**Available data:**

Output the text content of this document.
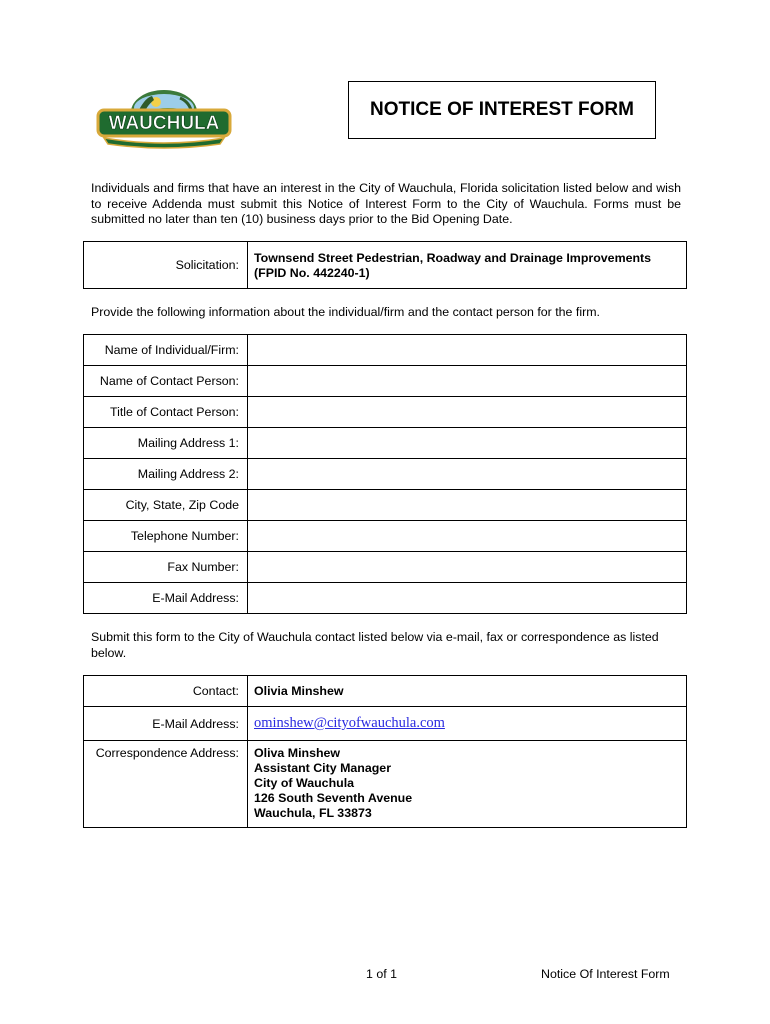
WAUCHULA
NOTICE OF INTEREST FORM
Individuals and firms that have an interest in the City of Wauchula, Florida solicitation listed below and wish to receive Addenda must submit this Notice of Interest Form to the City of Wauchula. Forms must be submitted no later than ten (10) business days prior to the Bid Opening Date.
Solicitation:	
Townsend Street Pedestrian, Roadway and Drainage Improvements
(FPID No. 442240-1)
Provide the following information about the individual/firm and the contact person for the firm.
Name of Individual/Firm:	
Name of Contact Person:	
Title of Contact Person:	
Mailing Address 1:	
Mailing Address 2:	
City, State, Zip Code	
Telephone Number:	
Fax Number:	
E-Mail Address:	
Submit this form to the City of Wauchula contact listed below via e-mail, fax or correspondence as listed below.
Contact:	Olivia Minshew
E-Mail Address:	ominshew@cityofwauchula.com
Correspondence Address:	Oliva Minshew
Assistant City Manager
City of Wauchula
126 South Seventh Avenue
Wauchula, FL 33873
1 of 1	Notice Of Interest Form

**Task objective:** Every line of text is to be repeated exactly; pictures are left out.

**The completed task:**
Output the text content of this document.
WAUCHULA
NOTICE OF INTEREST FORM
Individuals and firms that have an interest in the City of Wauchula, Florida solicitation listed below and wish to receive Addenda must submit this Notice of Interest Form to the City of Wauchula. Forms must be submitted no later than ten (10) business days prior to the Bid Opening Date.
Solicitation:	
Townsend Street Pedestrian, Roadway and Drainage Improvements
(FPID No. 442240-1)
Provide the following information about the individual/firm and the contact person for the firm.
Name of Individual/Firm:	
Name of Contact Person:	
Title of Contact Person:	
Mailing Address 1:	
Mailing Address 2:	
City, State, Zip Code	
Telephone Number:	
Fax Number:	
E-Mail Address:	
Submit this form to the City of Wauchula contact listed below via e-mail, fax or correspondence as listed below.
Contact:	Olivia Minshew
E-Mail Address:	ominshew@cityofwauchula.com
Correspondence Address:	Oliva Minshew
Assistant City Manager
City of Wauchula
126 South Seventh Avenue
Wauchula, FL 33873
1 of 1	Notice Of Interest Form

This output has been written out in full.